» **Task requirements**
How many lines hold the string "JSON"? Give only the number.

Dataset records:
========================

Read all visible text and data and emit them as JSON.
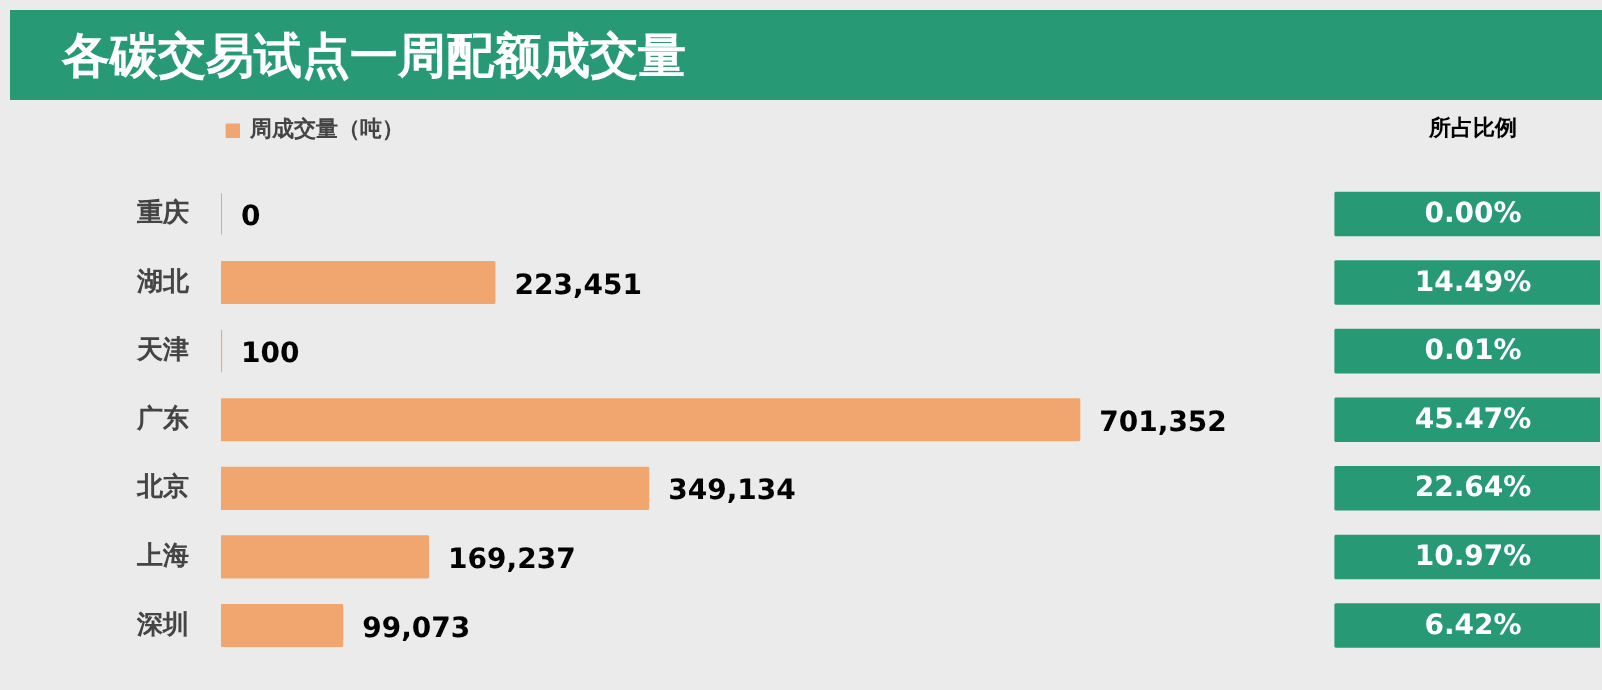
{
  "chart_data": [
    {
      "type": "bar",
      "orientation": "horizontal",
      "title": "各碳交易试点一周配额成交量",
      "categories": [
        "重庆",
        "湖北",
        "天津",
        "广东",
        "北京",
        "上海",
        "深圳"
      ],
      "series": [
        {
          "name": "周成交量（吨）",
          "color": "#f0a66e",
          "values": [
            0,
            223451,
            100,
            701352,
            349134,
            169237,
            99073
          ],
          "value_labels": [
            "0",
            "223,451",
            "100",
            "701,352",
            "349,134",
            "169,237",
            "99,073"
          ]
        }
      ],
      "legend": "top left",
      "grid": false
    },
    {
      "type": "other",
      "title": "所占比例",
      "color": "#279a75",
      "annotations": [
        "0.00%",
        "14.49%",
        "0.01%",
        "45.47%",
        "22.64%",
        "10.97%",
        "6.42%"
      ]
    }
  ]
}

========================

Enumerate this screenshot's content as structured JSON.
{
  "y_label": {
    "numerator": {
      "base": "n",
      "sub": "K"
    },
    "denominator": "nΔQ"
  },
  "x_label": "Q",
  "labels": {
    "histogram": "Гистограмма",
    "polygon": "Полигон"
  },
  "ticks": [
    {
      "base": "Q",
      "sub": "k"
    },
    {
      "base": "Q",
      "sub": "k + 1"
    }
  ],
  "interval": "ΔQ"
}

========================

» **In response**
2